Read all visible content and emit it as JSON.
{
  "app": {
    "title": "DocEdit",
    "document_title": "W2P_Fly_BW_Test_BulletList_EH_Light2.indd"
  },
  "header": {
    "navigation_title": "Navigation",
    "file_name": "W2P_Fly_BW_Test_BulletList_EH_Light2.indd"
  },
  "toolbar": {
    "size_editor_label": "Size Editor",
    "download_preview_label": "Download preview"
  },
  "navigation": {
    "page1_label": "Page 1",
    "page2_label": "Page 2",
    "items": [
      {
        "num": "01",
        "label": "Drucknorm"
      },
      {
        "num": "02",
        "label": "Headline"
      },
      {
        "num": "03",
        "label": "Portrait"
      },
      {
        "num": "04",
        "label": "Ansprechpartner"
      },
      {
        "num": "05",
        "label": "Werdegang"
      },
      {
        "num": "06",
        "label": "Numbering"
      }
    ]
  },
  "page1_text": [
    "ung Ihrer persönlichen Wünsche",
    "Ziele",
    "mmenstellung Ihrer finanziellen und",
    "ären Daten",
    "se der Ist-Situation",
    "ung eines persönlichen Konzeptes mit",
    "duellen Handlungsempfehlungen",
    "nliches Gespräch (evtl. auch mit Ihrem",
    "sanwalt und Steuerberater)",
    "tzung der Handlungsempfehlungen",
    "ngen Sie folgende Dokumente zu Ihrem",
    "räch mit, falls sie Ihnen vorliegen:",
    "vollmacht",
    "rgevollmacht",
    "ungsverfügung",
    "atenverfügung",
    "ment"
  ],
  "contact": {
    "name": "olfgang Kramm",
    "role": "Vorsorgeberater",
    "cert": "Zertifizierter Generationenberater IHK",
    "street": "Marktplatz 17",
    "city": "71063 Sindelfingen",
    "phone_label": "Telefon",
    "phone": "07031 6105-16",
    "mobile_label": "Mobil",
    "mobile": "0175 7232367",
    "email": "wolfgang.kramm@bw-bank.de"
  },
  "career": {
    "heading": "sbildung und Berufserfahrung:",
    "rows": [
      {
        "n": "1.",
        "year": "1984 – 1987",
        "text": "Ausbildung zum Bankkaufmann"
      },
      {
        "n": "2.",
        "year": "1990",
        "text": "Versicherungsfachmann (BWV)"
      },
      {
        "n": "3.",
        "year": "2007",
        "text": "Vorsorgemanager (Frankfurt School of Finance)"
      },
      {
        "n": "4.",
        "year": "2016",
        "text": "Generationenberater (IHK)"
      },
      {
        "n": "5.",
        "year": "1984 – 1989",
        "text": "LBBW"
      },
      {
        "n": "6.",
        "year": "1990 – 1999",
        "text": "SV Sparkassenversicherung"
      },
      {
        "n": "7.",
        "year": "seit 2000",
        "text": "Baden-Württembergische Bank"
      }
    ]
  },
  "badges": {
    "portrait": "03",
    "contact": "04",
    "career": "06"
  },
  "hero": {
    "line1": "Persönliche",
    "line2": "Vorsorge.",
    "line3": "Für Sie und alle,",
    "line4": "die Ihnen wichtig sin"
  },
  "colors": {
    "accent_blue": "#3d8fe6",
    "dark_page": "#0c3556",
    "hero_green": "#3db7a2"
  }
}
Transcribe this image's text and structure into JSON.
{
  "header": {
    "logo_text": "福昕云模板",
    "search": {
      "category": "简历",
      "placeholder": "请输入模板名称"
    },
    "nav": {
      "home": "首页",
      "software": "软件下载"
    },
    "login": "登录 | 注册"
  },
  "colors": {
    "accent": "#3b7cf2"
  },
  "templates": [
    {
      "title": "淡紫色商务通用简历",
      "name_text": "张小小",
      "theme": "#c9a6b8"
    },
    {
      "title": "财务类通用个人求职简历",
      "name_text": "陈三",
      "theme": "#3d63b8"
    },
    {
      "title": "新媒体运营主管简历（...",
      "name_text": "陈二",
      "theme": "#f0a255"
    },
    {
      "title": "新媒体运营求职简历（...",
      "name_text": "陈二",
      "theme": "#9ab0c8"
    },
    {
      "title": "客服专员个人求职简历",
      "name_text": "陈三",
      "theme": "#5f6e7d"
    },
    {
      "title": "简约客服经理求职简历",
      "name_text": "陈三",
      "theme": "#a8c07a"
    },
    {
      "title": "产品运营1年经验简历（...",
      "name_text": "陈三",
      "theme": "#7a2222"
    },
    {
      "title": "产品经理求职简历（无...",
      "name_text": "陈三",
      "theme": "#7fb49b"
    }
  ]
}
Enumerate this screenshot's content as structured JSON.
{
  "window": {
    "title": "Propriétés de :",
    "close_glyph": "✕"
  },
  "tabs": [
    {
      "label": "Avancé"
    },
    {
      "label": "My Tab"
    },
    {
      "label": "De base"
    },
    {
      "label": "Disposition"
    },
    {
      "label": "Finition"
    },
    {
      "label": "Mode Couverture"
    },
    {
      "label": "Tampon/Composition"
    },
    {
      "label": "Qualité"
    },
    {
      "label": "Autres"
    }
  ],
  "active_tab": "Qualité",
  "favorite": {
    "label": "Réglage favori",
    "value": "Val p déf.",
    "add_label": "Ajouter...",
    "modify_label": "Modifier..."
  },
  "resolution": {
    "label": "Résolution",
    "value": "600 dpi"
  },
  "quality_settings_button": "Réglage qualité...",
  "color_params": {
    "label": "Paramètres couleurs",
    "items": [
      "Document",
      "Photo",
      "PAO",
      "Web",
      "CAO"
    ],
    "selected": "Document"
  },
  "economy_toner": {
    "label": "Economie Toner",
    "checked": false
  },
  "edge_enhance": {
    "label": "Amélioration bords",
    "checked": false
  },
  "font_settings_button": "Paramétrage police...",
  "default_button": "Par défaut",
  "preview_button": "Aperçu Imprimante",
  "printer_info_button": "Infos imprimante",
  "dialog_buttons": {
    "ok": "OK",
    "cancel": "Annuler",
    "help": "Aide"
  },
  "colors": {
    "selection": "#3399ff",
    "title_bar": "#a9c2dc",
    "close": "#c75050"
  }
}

::::

> _SHORT EXERCISE_
From the listing above, extract all records word for word.

> _WORKED ANSWER_
Read all visible content and emit it as JSON.
{
  "app": {
    "title": "DocEdit",
    "document_title": "W2P_Fly_BW_Test_BulletList_EH_Light2.indd"
  },
  "header": {
    "navigation_title": "Navigation",
    "file_name": "W2P_Fly_BW_Test_BulletList_EH_Light2.indd"
  },
  "toolbar": {
    "size_editor_label": "Size Editor",
    "download_preview_label": "Download preview"
  },
  "navigation": {
    "page1_label": "Page 1",
    "page2_label": "Page 2",
    "items": [
      {
        "num": "01",
        "label": "Drucknorm"
      },
      {
        "num": "02",
        "label": "Headline"
      },
      {
        "num": "03",
        "label": "Portrait"
      },
      {
        "num": "04",
        "label": "Ansprechpartner"
      },
      {
        "num": "05",
        "label": "Werdegang"
      },
      {
        "num": "06",
        "label": "Numbering"
      }
    ]
  },
  "page1_text": [
    "ung Ihrer persönlichen Wünsche",
    "Ziele",
    "mmenstellung Ihrer finanziellen und",
    "ären Daten",
    "se der Ist-Situation",
    "ung eines persönlichen Konzeptes mit",
    "duellen Handlungsempfehlungen",
    "nliches Gespräch (evtl. auch mit Ihrem",
    "sanwalt und Steuerberater)",
    "tzung der Handlungsempfehlungen",
    "ngen Sie folgende Dokumente zu Ihrem",
    "räch mit, falls sie Ihnen vorliegen:",
    "vollmacht",
    "rgevollmacht",
    "ungsverfügung",
    "atenverfügung",
    "ment"
  ],
  "contact": {
    "name": "olfgang Kramm",
    "role": "Vorsorgeberater",
    "cert": "Zertifizierter Generationenberater IHK",
    "street": "Marktplatz 17",
    "city": "71063 Sindelfingen",
    "phone_label": "Telefon",
    "phone": "07031 6105-16",
    "mobile_label": "Mobil",
    "mobile": "0175 7232367",
    "email": "wolfgang.kramm@bw-bank.de"
  },
  "career": {
    "heading": "sbildung und Berufserfahrung:",
    "rows": [
      {
        "n": "1.",
        "year": "1984 – 1987",
        "text": "Ausbildung zum Bankkaufmann"
      },
      {
        "n": "2.",
        "year": "1990",
        "text": "Versicherungsfachmann (BWV)"
      },
      {
        "n": "3.",
        "year": "2007",
        "text": "Vorsorgemanager (Frankfurt School of Finance)"
      },
      {
        "n": "4.",
        "year": "2016",
        "text": "Generationenberater (IHK)"
      },
      {
        "n": "5.",
        "year": "1984 – 1989",
        "text": "LBBW"
      },
      {
        "n": "6.",
        "year": "1990 – 1999",
        "text": "SV Sparkassenversicherung"
      },
      {
        "n": "7.",
        "year": "seit 2000",
        "text": "Baden-Württembergische Bank"
      }
    ]
  },
  "badges": {
    "portrait": "03",
    "contact": "04",
    "career": "06"
  },
  "hero": {
    "line1": "Persönliche",
    "line2": "Vorsorge.",
    "line3": "Für Sie und alle,",
    "line4": "die Ihnen wichtig sin"
  },
  "colors": {
    "accent_blue": "#3d8fe6",
    "dark_page": "#0c3556",
    "hero_green": "#3db7a2"
  }
}
Transcribe this image's text and structure into JSON.
{
  "header": {
    "logo_text": "福昕云模板",
    "search": {
      "category": "简历",
      "placeholder": "请输入模板名称"
    },
    "nav": {
      "home": "首页",
      "software": "软件下载"
    },
    "login": "登录 | 注册"
  },
  "colors": {
    "accent": "#3b7cf2"
  },
  "templates": [
    {
      "title": "淡紫色商务通用简历",
      "name_text": "张小小",
      "theme": "#c9a6b8"
    },
    {
      "title": "财务类通用个人求职简历",
      "name_text": "陈三",
      "theme": "#3d63b8"
    },
    {
      "title": "新媒体运营主管简历（...",
      "name_text": "陈二",
      "theme": "#f0a255"
    },
    {
      "title": "新媒体运营求职简历（...",
      "name_text": "陈二",
      "theme": "#9ab0c8"
    },
    {
      "title": "客服专员个人求职简历",
      "name_text": "陈三",
      "theme": "#5f6e7d"
    },
    {
      "title": "简约客服经理求职简历",
      "name_text": "陈三",
      "theme": "#a8c07a"
    },
    {
      "title": "产品运营1年经验简历（...",
      "name_text": "陈三",
      "theme": "#7a2222"
    },
    {
      "title": "产品经理求职简历（无...",
      "name_text": "陈三",
      "theme": "#7fb49b"
    }
  ]
}
Enumerate this screenshot's content as structured JSON.
{
  "window": {
    "title": "Propriétés de :",
    "close_glyph": "✕"
  },
  "tabs": [
    {
      "label": "Avancé"
    },
    {
      "label": "My Tab"
    },
    {
      "label": "De base"
    },
    {
      "label": "Disposition"
    },
    {
      "label": "Finition"
    },
    {
      "label": "Mode Couverture"
    },
    {
      "label": "Tampon/Composition"
    },
    {
      "label": "Qualité"
    },
    {
      "label": "Autres"
    }
  ],
  "active_tab": "Qualité",
  "favorite": {
    "label": "Réglage favori",
    "value": "Val p déf.",
    "add_label": "Ajouter...",
    "modify_label": "Modifier..."
  },
  "resolution": {
    "label": "Résolution",
    "value": "600 dpi"
  },
  "quality_settings_button": "Réglage qualité...",
  "color_params": {
    "label": "Paramètres couleurs",
    "items": [
      "Document",
      "Photo",
      "PAO",
      "Web",
      "CAO"
    ],
    "selected": "Document"
  },
  "economy_toner": {
    "label": "Economie Toner",
    "checked": false
  },
  "edge_enhance": {
    "label": "Amélioration bords",
    "checked": false
  },
  "font_settings_button": "Paramétrage police...",
  "default_button": "Par défaut",
  "preview_button": "Aperçu Imprimante",
  "printer_info_button": "Infos imprimante",
  "dialog_buttons": {
    "ok": "OK",
    "cancel": "Annuler",
    "help": "Aide"
  },
  "colors": {
    "selection": "#3399ff",
    "title_bar": "#a9c2dc",
    "close": "#c75050"
  }
}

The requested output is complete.